(Records from a data source)
----

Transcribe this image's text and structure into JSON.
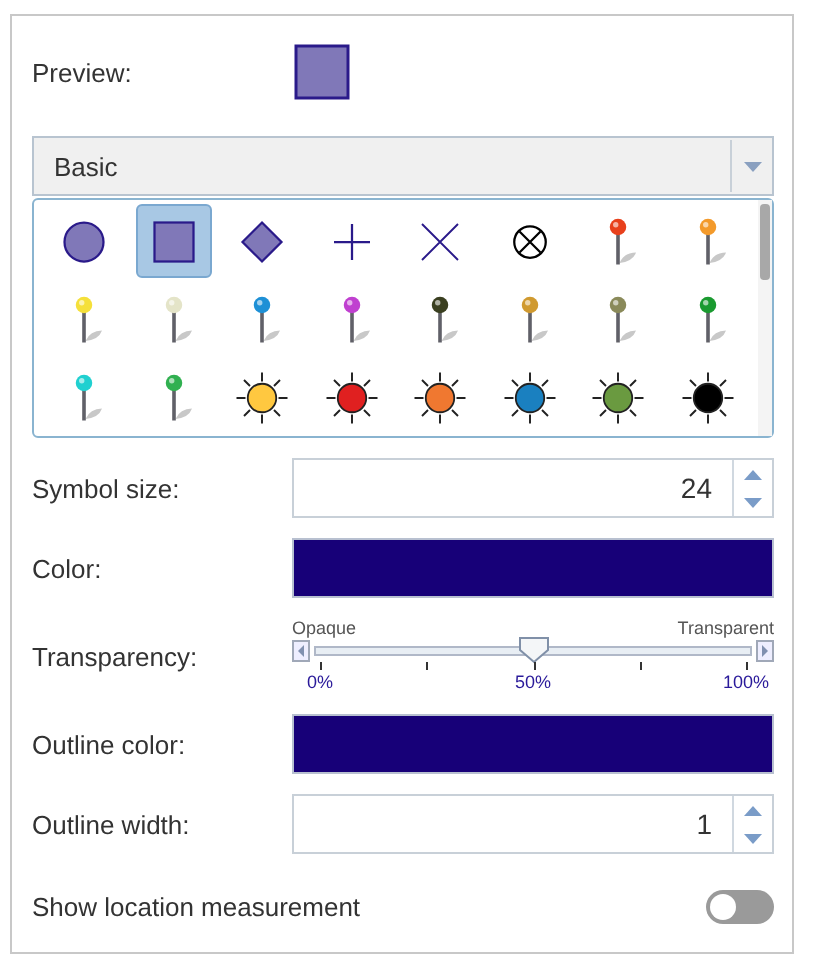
{
  "preview": {
    "label": "Preview:",
    "kind": "square"
  },
  "category": {
    "value": "Basic"
  },
  "symbols": [
    {
      "kind": "circle",
      "selected": false
    },
    {
      "kind": "square",
      "selected": true
    },
    {
      "kind": "diamond",
      "selected": false
    },
    {
      "kind": "cross",
      "selected": false
    },
    {
      "kind": "x",
      "selected": false
    },
    {
      "kind": "circle-x",
      "selected": false
    },
    {
      "kind": "pin",
      "color": "#e8401c",
      "selected": false
    },
    {
      "kind": "pin",
      "color": "#f39a2b",
      "selected": false
    },
    {
      "kind": "pin",
      "color": "#f5e03a",
      "selected": false
    },
    {
      "kind": "pin",
      "color": "#e4e4c8",
      "selected": false
    },
    {
      "kind": "pin",
      "color": "#1e90d6",
      "selected": false
    },
    {
      "kind": "pin",
      "color": "#c040d0",
      "selected": false
    },
    {
      "kind": "pin",
      "color": "#3a3f20",
      "selected": false
    },
    {
      "kind": "pin",
      "color": "#d09a30",
      "selected": false
    },
    {
      "kind": "pin",
      "color": "#8a8a5a",
      "selected": false
    },
    {
      "kind": "pin",
      "color": "#1a9a30",
      "selected": false
    },
    {
      "kind": "pin",
      "color": "#20d0d0",
      "selected": false
    },
    {
      "kind": "pin",
      "color": "#30b050",
      "selected": false
    },
    {
      "kind": "sun",
      "color": "#ffc840",
      "selected": false
    },
    {
      "kind": "sun",
      "color": "#e02020",
      "selected": false
    },
    {
      "kind": "sun",
      "color": "#f07830",
      "selected": false
    },
    {
      "kind": "sun",
      "color": "#1a80c0",
      "selected": false
    },
    {
      "kind": "sun",
      "color": "#6a9a40",
      "selected": false
    },
    {
      "kind": "sun",
      "color": "#000000",
      "selected": false
    }
  ],
  "symbol_size": {
    "label": "Symbol size:",
    "value": "24"
  },
  "color": {
    "label": "Color:",
    "color": "#170078"
  },
  "transparency": {
    "label": "Transparency:",
    "min_label": "Opaque",
    "max_label": "Transparent",
    "level": 0.5,
    "ticks": [
      "0%",
      "50%",
      "100%"
    ]
  },
  "outline_color": {
    "label": "Outline color:",
    "color": "#170078"
  },
  "outline_width": {
    "label": "Outline width:",
    "value": "1"
  },
  "show_location_measurement": {
    "label": "Show location measurement",
    "on": false
  }
}
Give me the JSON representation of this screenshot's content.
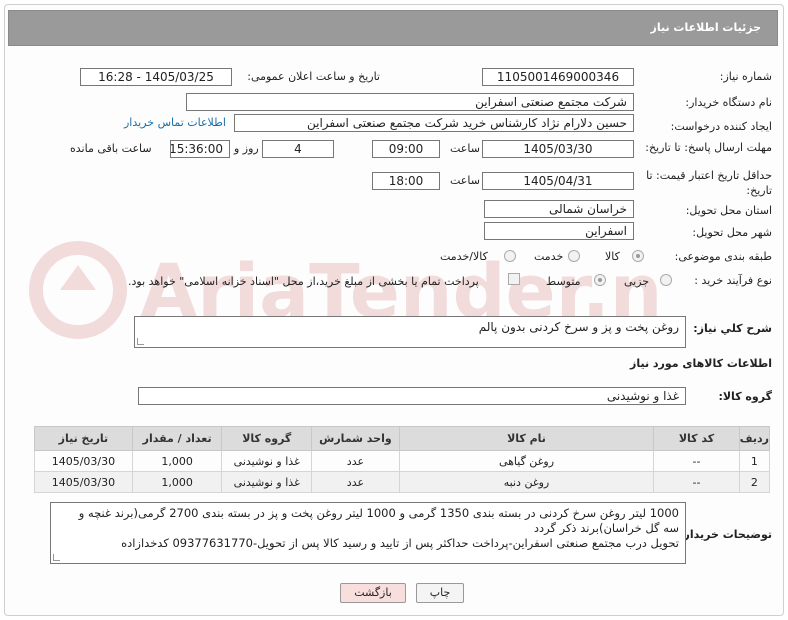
{
  "header": {
    "title": "جزئیات اطلاعات نیاز"
  },
  "fields": {
    "need_number_label": "شماره نیاز:",
    "need_number": "1105001469000346",
    "announce_label": "تاریخ و ساعت اعلان عمومی:",
    "announce_value": "1405/03/25 - 16:28",
    "buyer_org_label": "نام دستگاه خریدار:",
    "buyer_org": "شرکت مجتمع صنعتی اسفراین",
    "creator_label": "ایجاد کننده درخواست:",
    "creator": "حسین دلارام نژاد کارشناس خرید شرکت مجتمع صنعتی اسفراین",
    "contact_link": "اطلاعات تماس خریدار",
    "deadline_label": "مهلت ارسال پاسخ: تا تاریخ:",
    "deadline_date": "1405/03/30",
    "time_label": "ساعت",
    "deadline_time": "09:00",
    "days_value": "4",
    "days_label": "روز و",
    "remaining_time": "15:36:00",
    "remaining_label": "ساعت باقی مانده",
    "price_validity_label": "حداقل تاریخ اعتبار قیمت: تا تاریخ:",
    "price_date": "1405/04/31",
    "price_time": "18:00",
    "province_label": "استان محل تحویل:",
    "province": "خراسان شمالی",
    "city_label": "شهر محل تحویل:",
    "city": "اسفراین",
    "category_label": "طبقه بندی موضوعی:",
    "category_options": [
      "کالا",
      "خدمت",
      "کالا/خدمت"
    ],
    "process_label": "نوع فرآیند خرید :",
    "process_options": [
      "جزیی",
      "متوسط"
    ],
    "payment_note": "پرداخت تمام یا بخشی از مبلغ خرید،از محل \"اسناد خزانه اسلامی\" خواهد بود."
  },
  "summary": {
    "label": "شرح کلي نياز:",
    "value": "روغن پخت و پز و سرخ کردنی بدون پالم"
  },
  "goods": {
    "section_title": "اطلاعات کالاهای مورد نیاز",
    "group_label": "گروه کالا:",
    "group_value": "غذا و نوشیدنی"
  },
  "table": {
    "headers": [
      "ردیف",
      "کد کالا",
      "نام کالا",
      "واحد شمارش",
      "گروه کالا",
      "تعداد / مقدار",
      "تاریخ نیاز"
    ],
    "rows": [
      [
        "1",
        "--",
        "روغن گیاهی",
        "عدد",
        "غذا و نوشیدنی",
        "1,000",
        "1405/03/30"
      ],
      [
        "2",
        "--",
        "روغن دنبه",
        "عدد",
        "غذا و نوشیدنی",
        "1,000",
        "1405/03/30"
      ]
    ]
  },
  "notes": {
    "label": "توضیحات خریدار:",
    "line1": "1000 لیتر روغن سرخ کردنی در بسته بندی 1350 گرمی و 1000 لیتر روغن پخت و پز در بسته بندی 2700 گرمی(برند غنچه و",
    "line2": "سه گل خراسان)برند ذکر گردد",
    "line3": "تحویل درب مجتمع صنعتی اسفراین-پرداخت حداکثر پس از تایید و رسید کالا پس از تحویل-09377631770 کدخدازاده"
  },
  "buttons": {
    "print": "چاپ",
    "back": "بازگشت"
  },
  "watermark": {
    "text": "AriaTender.net"
  },
  "colors": {
    "header_bg": "#9a9a9a",
    "link": "#1a6ea8",
    "back_button_bg": "#f9dede"
  }
}
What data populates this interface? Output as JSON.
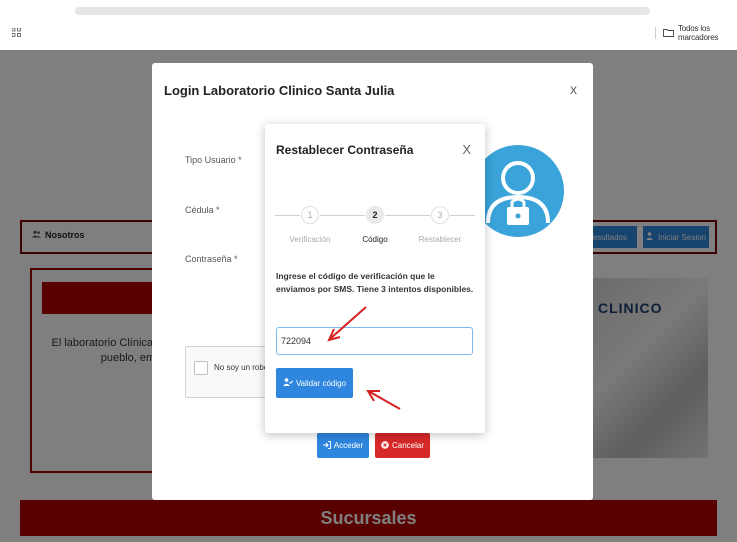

----

Extract all lines containing the word "برند".

    "line1": "1000 لیتر روغن سرخ کردنی در بسته بندی 1350 گرمی و 1000 لیتر روغن پخت و پز در بسته بندی 2700 گرمی(برند غنچه و",
    "line2": "سه گل خراسان)برند ذکر گردد",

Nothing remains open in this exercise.